▶ [Text shown]:
FUTURE HOPE, PRESENT RESPONSIBILITY (Sunday 15 November 2009)

Lessons -- Daniel 7:9-14; 1 Thessalonians 5:1-11; Mark 13:1-10

And when you hear of wars and rumours of wars, don't be alarmed; this
must take place, but the end is not yet. (Mark 13:7 NRSV)

Today's good news doesn't sound like good news. It isn't very cheerful!
As Jesus sets his face towards Jerusalem and the cross he warns his disciples against both pessimism and naive optimism. We live in a harsh world. Political upheavals, natural calamities and persecution will continue to afflict the human family. Hope in God's future must be lived in the midst of suffering, conflict and death.

'Be not afraid!' is a timely word to Christians under pressure and desperate for a better future. The 'end' is unpredictable. It is dangerous to look for evidence of the glorious fulfilment of history in tragic situations. Even in AD70 the destruction of the temple (v1-4) -- so central to Jewish faith in God -- isn't a sign of the end. Cataclysmic events or promises of happiness mustn't distract the Church from being a community of hope. 'Take heed,' says Jesus, 'that fear of evil or a desire to escape misery on earth doesn't leave you open to exploitation by religious or secular fanatics or take your mind off present responsibilities.'

Until recently when we have become alarmed about terrorism and climate change, it has been easy to ridicule 'apocalyptic fanaticism'. Prophets of 'the end' have had to eat their words, their followers disillusioned.
Sensible people like us, who are rational, humane and practical, have more than enough to do coping with daily life! We think that pre-occupation with the future is unhealthy.

We have the opposite problem. We don't know what to make of talk about 'the end'. The 'Little Apocalypse' in Mark 13 is an embarrassment. We are uneasy about traditional Christian teaching of the 'Last Things' which affirms confidence in God's final judgment, the reality of heaven and hell and hope for individuals, communities and the world. We think that such beliefs lead to de-valuing or ignoring our present secular tasks. We've lost the conviction of an earlier age that history is moving towards a glorious consummation according to the gracious judgment of God.

▶ [Source excerpt]:
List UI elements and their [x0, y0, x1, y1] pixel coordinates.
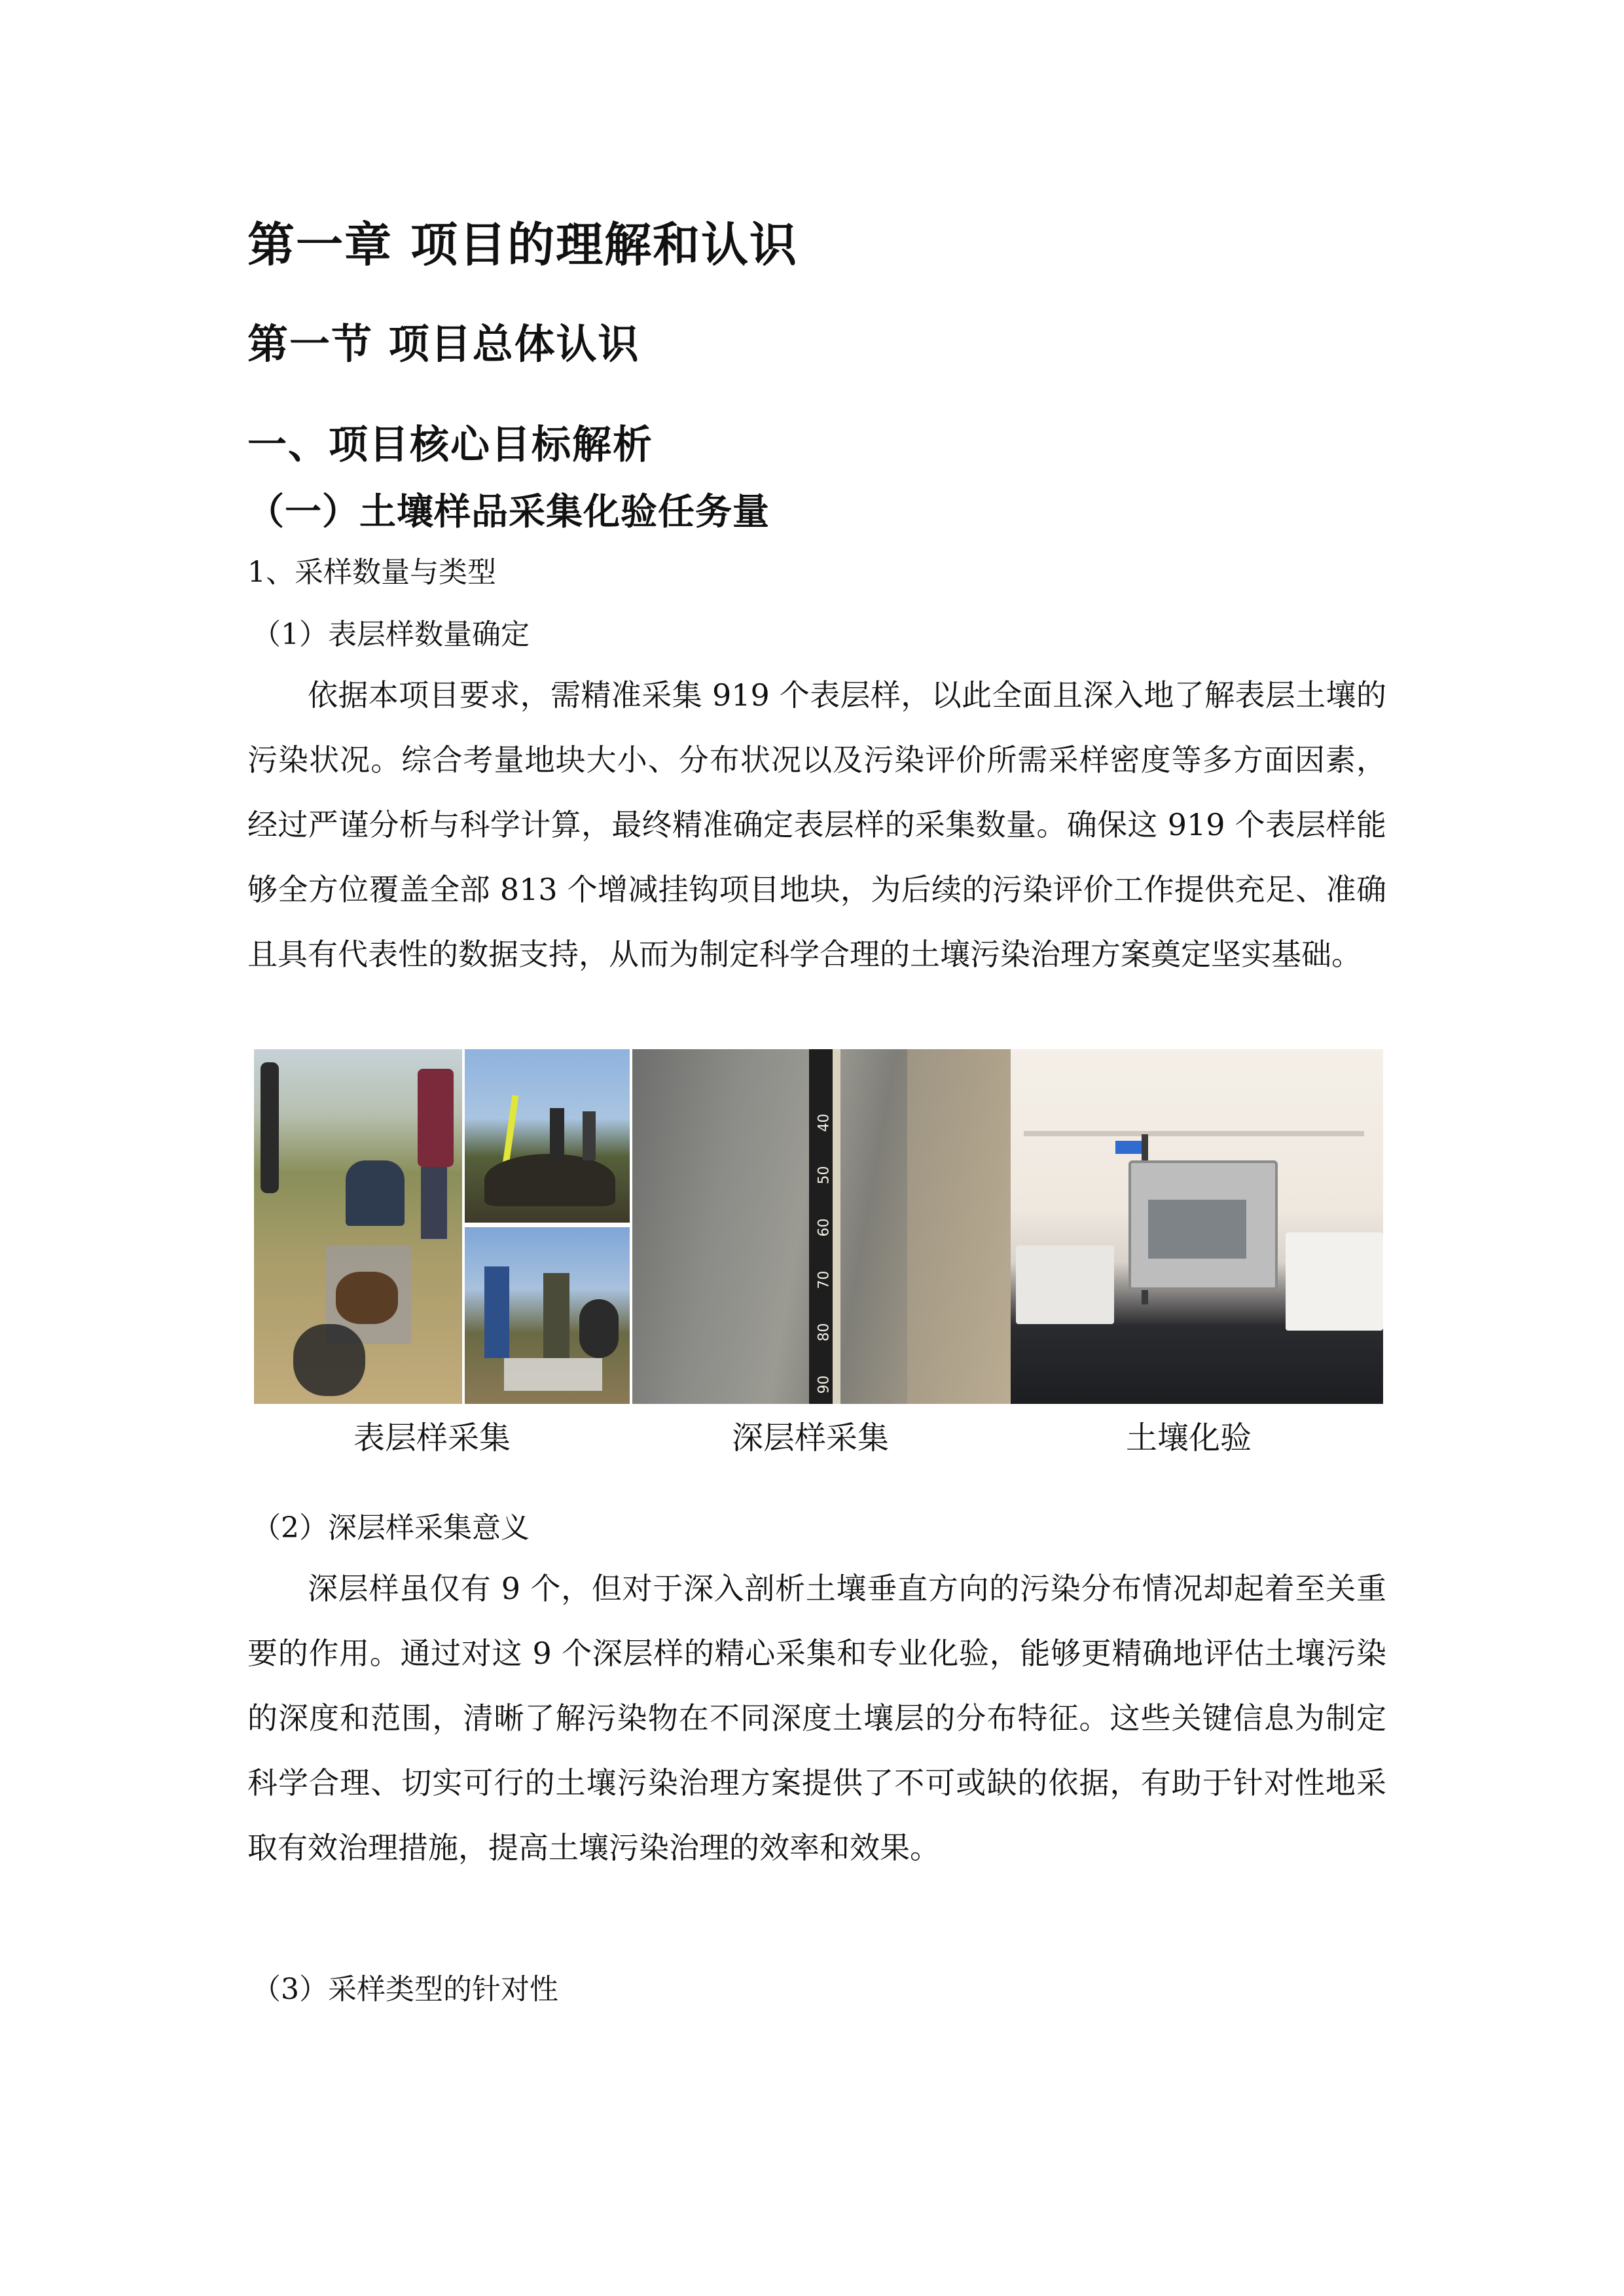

▶ [Your objective]: In the reflection on Mark 13 above, what event of AD70 is described as not being a sign of the end?

▶ [Correct result]: The destruction of the temple.